*WRITTEN TASK*
Without the pictures, copy the entries below word for word.

:: PROVIDED DATA

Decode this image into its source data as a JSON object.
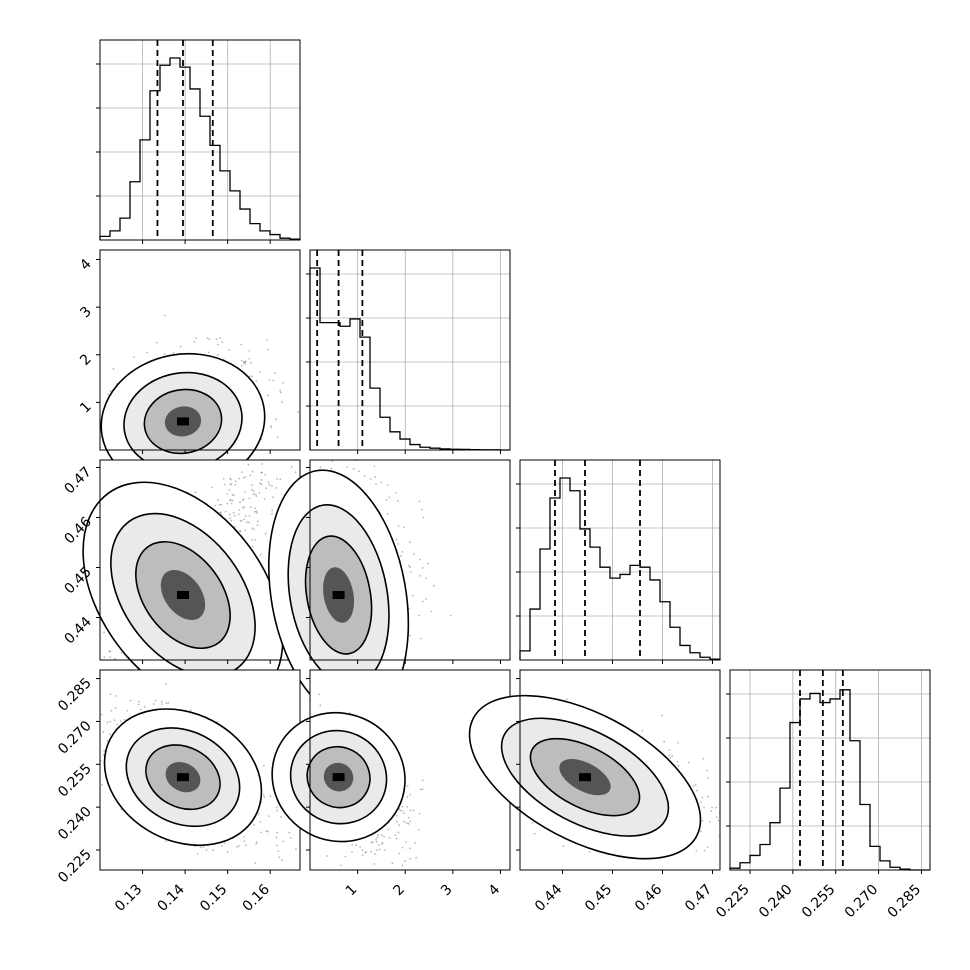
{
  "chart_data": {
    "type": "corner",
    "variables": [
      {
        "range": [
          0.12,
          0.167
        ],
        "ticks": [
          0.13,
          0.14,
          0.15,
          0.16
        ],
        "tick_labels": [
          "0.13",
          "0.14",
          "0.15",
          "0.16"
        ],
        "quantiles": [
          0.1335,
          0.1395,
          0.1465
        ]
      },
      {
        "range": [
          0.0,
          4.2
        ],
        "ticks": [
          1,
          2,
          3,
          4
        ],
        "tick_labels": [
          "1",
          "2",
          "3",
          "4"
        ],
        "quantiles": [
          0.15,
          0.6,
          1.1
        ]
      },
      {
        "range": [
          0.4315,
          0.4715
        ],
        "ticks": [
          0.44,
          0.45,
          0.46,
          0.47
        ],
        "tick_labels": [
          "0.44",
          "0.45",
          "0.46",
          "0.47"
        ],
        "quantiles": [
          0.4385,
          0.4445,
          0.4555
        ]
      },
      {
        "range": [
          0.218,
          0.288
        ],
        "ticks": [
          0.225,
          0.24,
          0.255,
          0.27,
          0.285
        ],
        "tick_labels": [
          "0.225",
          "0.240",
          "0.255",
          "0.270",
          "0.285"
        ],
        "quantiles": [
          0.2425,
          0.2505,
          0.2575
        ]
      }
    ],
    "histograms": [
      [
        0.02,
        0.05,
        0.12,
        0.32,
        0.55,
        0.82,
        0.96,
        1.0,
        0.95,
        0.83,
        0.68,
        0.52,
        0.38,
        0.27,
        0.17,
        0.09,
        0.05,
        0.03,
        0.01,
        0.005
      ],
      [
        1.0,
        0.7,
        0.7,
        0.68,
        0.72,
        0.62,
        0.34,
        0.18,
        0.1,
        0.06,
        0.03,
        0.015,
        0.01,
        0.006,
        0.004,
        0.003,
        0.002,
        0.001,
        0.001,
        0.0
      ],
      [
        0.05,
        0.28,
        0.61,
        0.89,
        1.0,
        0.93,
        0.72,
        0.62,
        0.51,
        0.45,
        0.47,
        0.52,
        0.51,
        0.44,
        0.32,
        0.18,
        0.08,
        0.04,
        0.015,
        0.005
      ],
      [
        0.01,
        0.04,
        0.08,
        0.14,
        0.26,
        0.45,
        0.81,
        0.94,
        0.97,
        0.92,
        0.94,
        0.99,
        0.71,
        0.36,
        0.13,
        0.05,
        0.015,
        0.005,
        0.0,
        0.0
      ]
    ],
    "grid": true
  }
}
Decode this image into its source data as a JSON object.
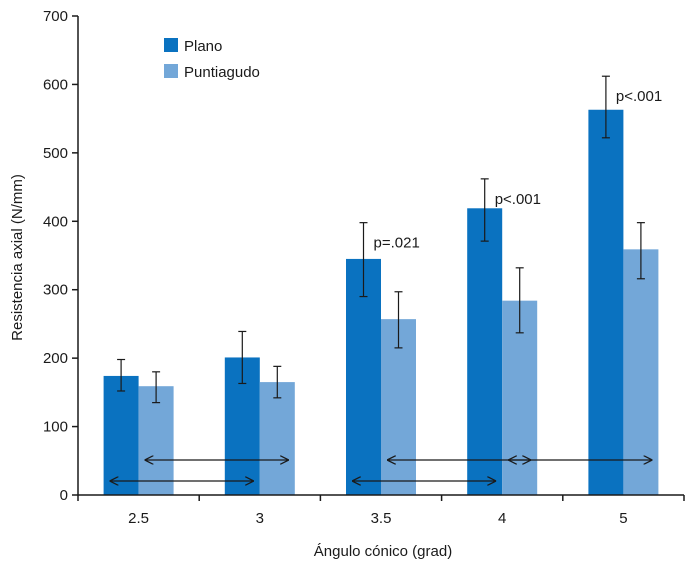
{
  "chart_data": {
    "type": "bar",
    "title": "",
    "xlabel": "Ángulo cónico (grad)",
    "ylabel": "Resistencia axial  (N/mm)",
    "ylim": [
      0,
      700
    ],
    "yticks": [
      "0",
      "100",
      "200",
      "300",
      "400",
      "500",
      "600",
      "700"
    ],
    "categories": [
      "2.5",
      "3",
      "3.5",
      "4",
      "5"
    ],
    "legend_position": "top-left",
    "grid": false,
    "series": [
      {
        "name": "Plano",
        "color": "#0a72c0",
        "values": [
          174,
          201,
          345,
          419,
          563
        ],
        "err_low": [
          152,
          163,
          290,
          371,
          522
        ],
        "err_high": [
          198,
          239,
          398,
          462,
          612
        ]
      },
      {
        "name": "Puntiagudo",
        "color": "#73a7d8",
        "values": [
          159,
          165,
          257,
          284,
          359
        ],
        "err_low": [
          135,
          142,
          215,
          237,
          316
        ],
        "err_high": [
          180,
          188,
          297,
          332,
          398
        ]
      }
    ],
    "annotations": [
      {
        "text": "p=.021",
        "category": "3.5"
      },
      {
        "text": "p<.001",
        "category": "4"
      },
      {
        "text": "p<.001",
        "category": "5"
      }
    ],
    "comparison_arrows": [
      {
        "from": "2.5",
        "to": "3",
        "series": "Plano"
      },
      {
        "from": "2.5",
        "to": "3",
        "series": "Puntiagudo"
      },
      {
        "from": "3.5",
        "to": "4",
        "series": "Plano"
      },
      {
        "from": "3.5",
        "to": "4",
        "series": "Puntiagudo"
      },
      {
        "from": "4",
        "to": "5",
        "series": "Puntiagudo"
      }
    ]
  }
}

::::

*WRITTEN ANSWER*
Decode this image into its source data as a JSON object.
{
  "chart_data": {
    "type": "corner",
    "variables": [
      {
        "range": [
          0.12,
          0.167
        ],
        "ticks": [
          0.13,
          0.14,
          0.15,
          0.16
        ],
        "tick_labels": [
          "0.13",
          "0.14",
          "0.15",
          "0.16"
        ],
        "quantiles": [
          0.1335,
          0.1395,
          0.1465
        ]
      },
      {
        "range": [
          0.0,
          4.2
        ],
        "ticks": [
          1,
          2,
          3,
          4
        ],
        "tick_labels": [
          "1",
          "2",
          "3",
          "4"
        ],
        "quantiles": [
          0.15,
          0.6,
          1.1
        ]
      },
      {
        "range": [
          0.4315,
          0.4715
        ],
        "ticks": [
          0.44,
          0.45,
          0.46,
          0.47
        ],
        "tick_labels": [
          "0.44",
          "0.45",
          "0.46",
          "0.47"
        ],
        "quantiles": [
          0.4385,
          0.4445,
          0.4555
        ]
      },
      {
        "range": [
          0.218,
          0.288
        ],
        "ticks": [
          0.225,
          0.24,
          0.255,
          0.27,
          0.285
        ],
        "tick_labels": [
          "0.225",
          "0.240",
          "0.255",
          "0.270",
          "0.285"
        ],
        "quantiles": [
          0.2425,
          0.2505,
          0.2575
        ]
      }
    ],
    "histograms": [
      [
        0.02,
        0.05,
        0.12,
        0.32,
        0.55,
        0.82,
        0.96,
        1.0,
        0.95,
        0.83,
        0.68,
        0.52,
        0.38,
        0.27,
        0.17,
        0.09,
        0.05,
        0.03,
        0.01,
        0.005
      ],
      [
        1.0,
        0.7,
        0.7,
        0.68,
        0.72,
        0.62,
        0.34,
        0.18,
        0.1,
        0.06,
        0.03,
        0.015,
        0.01,
        0.006,
        0.004,
        0.003,
        0.002,
        0.001,
        0.001,
        0.0
      ],
      [
        0.05,
        0.28,
        0.61,
        0.89,
        1.0,
        0.93,
        0.72,
        0.62,
        0.51,
        0.45,
        0.47,
        0.52,
        0.51,
        0.44,
        0.32,
        0.18,
        0.08,
        0.04,
        0.015,
        0.005
      ],
      [
        0.01,
        0.04,
        0.08,
        0.14,
        0.26,
        0.45,
        0.81,
        0.94,
        0.97,
        0.92,
        0.94,
        0.99,
        0.71,
        0.36,
        0.13,
        0.05,
        0.015,
        0.005,
        0.0,
        0.0
      ]
    ],
    "grid": true
  }
}
Decode this image into its source data as a JSON object.
{
  "chart_data": {
    "type": "bar",
    "title": "",
    "xlabel": "Ángulo cónico (grad)",
    "ylabel": "Resistencia axial  (N/mm)",
    "ylim": [
      0,
      700
    ],
    "yticks": [
      "0",
      "100",
      "200",
      "300",
      "400",
      "500",
      "600",
      "700"
    ],
    "categories": [
      "2.5",
      "3",
      "3.5",
      "4",
      "5"
    ],
    "legend_position": "top-left",
    "grid": false,
    "series": [
      {
        "name": "Plano",
        "color": "#0a72c0",
        "values": [
          174,
          201,
          345,
          419,
          563
        ],
        "err_low": [
          152,
          163,
          290,
          371,
          522
        ],
        "err_high": [
          198,
          239,
          398,
          462,
          612
        ]
      },
      {
        "name": "Puntiagudo",
        "color": "#73a7d8",
        "values": [
          159,
          165,
          257,
          284,
          359
        ],
        "err_low": [
          135,
          142,
          215,
          237,
          316
        ],
        "err_high": [
          180,
          188,
          297,
          332,
          398
        ]
      }
    ],
    "annotations": [
      {
        "text": "p=.021",
        "category": "3.5"
      },
      {
        "text": "p<.001",
        "category": "4"
      },
      {
        "text": "p<.001",
        "category": "5"
      }
    ],
    "comparison_arrows": [
      {
        "from": "2.5",
        "to": "3",
        "series": "Plano"
      },
      {
        "from": "2.5",
        "to": "3",
        "series": "Puntiagudo"
      },
      {
        "from": "3.5",
        "to": "4",
        "series": "Plano"
      },
      {
        "from": "3.5",
        "to": "4",
        "series": "Puntiagudo"
      },
      {
        "from": "4",
        "to": "5",
        "series": "Puntiagudo"
      }
    ]
  }
}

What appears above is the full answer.